:: Task ::
Each entry should be quoted word for word, including every mark of punctuation.

:: Information supplied ::
______________________________

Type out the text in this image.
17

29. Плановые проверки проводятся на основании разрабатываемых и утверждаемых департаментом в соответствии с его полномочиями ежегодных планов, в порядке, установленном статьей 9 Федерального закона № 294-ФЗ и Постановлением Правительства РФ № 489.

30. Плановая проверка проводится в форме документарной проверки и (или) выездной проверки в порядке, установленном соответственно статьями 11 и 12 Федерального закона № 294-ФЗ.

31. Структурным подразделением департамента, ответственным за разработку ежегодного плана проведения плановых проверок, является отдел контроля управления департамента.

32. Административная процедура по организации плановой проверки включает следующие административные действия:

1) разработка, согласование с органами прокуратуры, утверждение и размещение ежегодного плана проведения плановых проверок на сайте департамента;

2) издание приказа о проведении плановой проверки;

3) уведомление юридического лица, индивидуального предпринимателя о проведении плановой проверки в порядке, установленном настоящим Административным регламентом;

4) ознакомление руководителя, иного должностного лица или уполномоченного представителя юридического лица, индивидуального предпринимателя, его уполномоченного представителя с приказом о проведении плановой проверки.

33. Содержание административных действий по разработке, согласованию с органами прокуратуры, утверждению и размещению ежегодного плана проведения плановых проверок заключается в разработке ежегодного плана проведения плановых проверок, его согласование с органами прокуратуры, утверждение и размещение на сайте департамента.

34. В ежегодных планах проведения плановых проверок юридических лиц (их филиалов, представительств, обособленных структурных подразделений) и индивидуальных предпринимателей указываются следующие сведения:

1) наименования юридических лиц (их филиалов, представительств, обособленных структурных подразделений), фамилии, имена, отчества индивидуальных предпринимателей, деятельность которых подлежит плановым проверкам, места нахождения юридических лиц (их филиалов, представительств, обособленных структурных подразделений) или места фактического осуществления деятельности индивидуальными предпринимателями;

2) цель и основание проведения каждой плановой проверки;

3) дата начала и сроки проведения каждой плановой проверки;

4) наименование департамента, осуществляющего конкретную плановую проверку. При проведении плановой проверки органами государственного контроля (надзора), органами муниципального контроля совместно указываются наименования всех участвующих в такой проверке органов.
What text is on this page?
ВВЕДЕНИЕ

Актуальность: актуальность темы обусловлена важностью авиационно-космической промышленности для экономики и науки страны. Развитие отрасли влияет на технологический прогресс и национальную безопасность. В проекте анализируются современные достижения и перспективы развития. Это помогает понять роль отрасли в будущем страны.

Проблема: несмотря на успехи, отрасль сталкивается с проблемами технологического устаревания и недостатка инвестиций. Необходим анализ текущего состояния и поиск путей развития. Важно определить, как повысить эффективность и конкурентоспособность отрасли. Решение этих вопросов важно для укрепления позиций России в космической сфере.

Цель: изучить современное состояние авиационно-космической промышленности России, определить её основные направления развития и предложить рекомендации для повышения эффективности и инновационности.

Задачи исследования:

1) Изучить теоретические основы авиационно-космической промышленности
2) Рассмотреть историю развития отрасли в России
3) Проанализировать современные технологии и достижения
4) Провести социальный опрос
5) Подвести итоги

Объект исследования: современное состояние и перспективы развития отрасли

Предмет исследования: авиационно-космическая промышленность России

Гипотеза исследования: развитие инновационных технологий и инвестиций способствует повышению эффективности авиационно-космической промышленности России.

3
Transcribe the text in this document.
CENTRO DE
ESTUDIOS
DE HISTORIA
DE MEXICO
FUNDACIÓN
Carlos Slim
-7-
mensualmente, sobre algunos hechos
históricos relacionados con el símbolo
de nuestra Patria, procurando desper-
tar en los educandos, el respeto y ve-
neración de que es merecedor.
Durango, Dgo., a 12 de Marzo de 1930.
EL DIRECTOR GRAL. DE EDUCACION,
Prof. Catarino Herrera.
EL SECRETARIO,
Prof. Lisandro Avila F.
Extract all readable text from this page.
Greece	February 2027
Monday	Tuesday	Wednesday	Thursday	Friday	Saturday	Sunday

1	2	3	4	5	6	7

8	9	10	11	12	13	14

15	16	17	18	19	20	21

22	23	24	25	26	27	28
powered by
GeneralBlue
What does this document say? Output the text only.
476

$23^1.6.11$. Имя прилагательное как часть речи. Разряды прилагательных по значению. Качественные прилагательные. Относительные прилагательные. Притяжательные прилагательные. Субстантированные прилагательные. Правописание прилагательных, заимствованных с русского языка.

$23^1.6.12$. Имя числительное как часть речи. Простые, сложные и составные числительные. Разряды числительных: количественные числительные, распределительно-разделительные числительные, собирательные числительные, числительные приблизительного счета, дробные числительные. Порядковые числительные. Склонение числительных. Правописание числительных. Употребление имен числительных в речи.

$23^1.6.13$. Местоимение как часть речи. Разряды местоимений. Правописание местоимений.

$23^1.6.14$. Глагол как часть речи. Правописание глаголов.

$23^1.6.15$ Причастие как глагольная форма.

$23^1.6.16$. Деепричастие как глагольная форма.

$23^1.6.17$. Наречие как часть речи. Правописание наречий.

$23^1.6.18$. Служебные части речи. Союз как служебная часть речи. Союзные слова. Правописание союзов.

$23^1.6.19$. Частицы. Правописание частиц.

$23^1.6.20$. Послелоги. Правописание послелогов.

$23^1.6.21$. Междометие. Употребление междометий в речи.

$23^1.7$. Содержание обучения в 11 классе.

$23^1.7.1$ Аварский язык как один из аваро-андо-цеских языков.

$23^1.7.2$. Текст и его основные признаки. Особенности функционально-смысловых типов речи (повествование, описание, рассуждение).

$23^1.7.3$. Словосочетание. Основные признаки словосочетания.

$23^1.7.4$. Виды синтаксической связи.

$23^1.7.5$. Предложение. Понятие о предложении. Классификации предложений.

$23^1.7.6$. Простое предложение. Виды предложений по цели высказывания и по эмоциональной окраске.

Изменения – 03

______________________________

:: Result below ::
Type out the text in this image.
17

29. Плановые проверки проводятся на основании разрабатываемых и утверждаемых департаментом в соответствии с его полномочиями ежегодных планов, в порядке, установленном статьей 9 Федерального закона № 294-ФЗ и Постановлением Правительства РФ № 489.

30. Плановая проверка проводится в форме документарной проверки и (или) выездной проверки в порядке, установленном соответственно статьями 11 и 12 Федерального закона № 294-ФЗ.

31. Структурным подразделением департамента, ответственным за разработку ежегодного плана проведения плановых проверок, является отдел контроля управления департамента.

32. Административная процедура по организации плановой проверки включает следующие административные действия:

1) разработка, согласование с органами прокуратуры, утверждение и размещение ежегодного плана проведения плановых проверок на сайте департамента;

2) издание приказа о проведении плановой проверки;

3) уведомление юридического лица, индивидуального предпринимателя о проведении плановой проверки в порядке, установленном настоящим Административным регламентом;

4) ознакомление руководителя, иного должностного лица или уполномоченного представителя юридического лица, индивидуального предпринимателя, его уполномоченного представителя с приказом о проведении плановой проверки.

33. Содержание административных действий по разработке, согласованию с органами прокуратуры, утверждению и размещению ежегодного плана проведения плановых проверок заключается в разработке ежегодного плана проведения плановых проверок, его согласование с органами прокуратуры, утверждение и размещение на сайте департамента.

34. В ежегодных планах проведения плановых проверок юридических лиц (их филиалов, представительств, обособленных структурных подразделений) и индивидуальных предпринимателей указываются следующие сведения:

1) наименования юридических лиц (их филиалов, представительств, обособленных структурных подразделений), фамилии, имена, отчества индивидуальных предпринимателей, деятельность которых подлежит плановым проверкам, места нахождения юридических лиц (их филиалов, представительств, обособленных структурных подразделений) или места фактического осуществления деятельности индивидуальными предпринимателями;

2) цель и основание проведения каждой плановой проверки;

3) дата начала и сроки проведения каждой плановой проверки;

4) наименование департамента, осуществляющего конкретную плановую проверку. При проведении плановой проверки органами государственного контроля (надзора), органами муниципального контроля совместно указываются наименования всех участвующих в такой проверке органов.
What text is on this page?
ВВЕДЕНИЕ

Актуальность: актуальность темы обусловлена важностью авиационно-космической промышленности для экономики и науки страны. Развитие отрасли влияет на технологический прогресс и национальную безопасность. В проекте анализируются современные достижения и перспективы развития. Это помогает понять роль отрасли в будущем страны.

Проблема: несмотря на успехи, отрасль сталкивается с проблемами технологического устаревания и недостатка инвестиций. Необходим анализ текущего состояния и поиск путей развития. Важно определить, как повысить эффективность и конкурентоспособность отрасли. Решение этих вопросов важно для укрепления позиций России в космической сфере.

Цель: изучить современное состояние авиационно-космической промышленности России, определить её основные направления развития и предложить рекомендации для повышения эффективности и инновационности.

Задачи исследования:

1) Изучить теоретические основы авиационно-космической промышленности
2) Рассмотреть историю развития отрасли в России
3) Проанализировать современные технологии и достижения
4) Провести социальный опрос
5) Подвести итоги

Объект исследования: современное состояние и перспективы развития отрасли

Предмет исследования: авиационно-космическая промышленность России

Гипотеза исследования: развитие инновационных технологий и инвестиций способствует повышению эффективности авиационно-космической промышленности России.

3
Transcribe the text in this document.
CENTRO DE
ESTUDIOS
DE HISTORIA
DE MEXICO
FUNDACIÓN
Carlos Slim
-7-
mensualmente, sobre algunos hechos
históricos relacionados con el símbolo
de nuestra Patria, procurando desper-
tar en los educandos, el respeto y ve-
neración de que es merecedor.
Durango, Dgo., a 12 de Marzo de 1930.
EL DIRECTOR GRAL. DE EDUCACION,
Prof. Catarino Herrera.
EL SECRETARIO,
Prof. Lisandro Avila F.
Extract all readable text from this page.
Greece	February 2027
Monday	Tuesday	Wednesday	Thursday	Friday	Saturday	Sunday

1	2	3	4	5	6	7

8	9	10	11	12	13	14

15	16	17	18	19	20	21

22	23	24	25	26	27	28
powered by
GeneralBlue
What does this document say? Output the text only.
476

$23^1.6.11$. Имя прилагательное как часть речи. Разряды прилагательных по значению. Качественные прилагательные. Относительные прилагательные. Притяжательные прилагательные. Субстантированные прилагательные. Правописание прилагательных, заимствованных с русского языка.

$23^1.6.12$. Имя числительное как часть речи. Простые, сложные и составные числительные. Разряды числительных: количественные числительные, распределительно-разделительные числительные, собирательные числительные, числительные приблизительного счета, дробные числительные. Порядковые числительные. Склонение числительных. Правописание числительных. Употребление имен числительных в речи.

$23^1.6.13$. Местоимение как часть речи. Разряды местоимений. Правописание местоимений.

$23^1.6.14$. Глагол как часть речи. Правописание глаголов.

$23^1.6.15$ Причастие как глагольная форма.

$23^1.6.16$. Деепричастие как глагольная форма.

$23^1.6.17$. Наречие как часть речи. Правописание наречий.

$23^1.6.18$. Служебные части речи. Союз как служебная часть речи. Союзные слова. Правописание союзов.

$23^1.6.19$. Частицы. Правописание частиц.

$23^1.6.20$. Послелоги. Правописание послелогов.

$23^1.6.21$. Междометие. Употребление междометий в речи.

$23^1.7$. Содержание обучения в 11 классе.

$23^1.7.1$ Аварский язык как один из аваро-андо-цеских языков.

$23^1.7.2$. Текст и его основные признаки. Особенности функционально-смысловых типов речи (повествование, описание, рассуждение).

$23^1.7.3$. Словосочетание. Основные признаки словосочетания.

$23^1.7.4$. Виды синтаксической связи.

$23^1.7.5$. Предложение. Понятие о предложении. Классификации предложений.

$23^1.7.6$. Простое предложение. Виды предложений по цели высказывания и по эмоциональной окраске.

Изменения – 03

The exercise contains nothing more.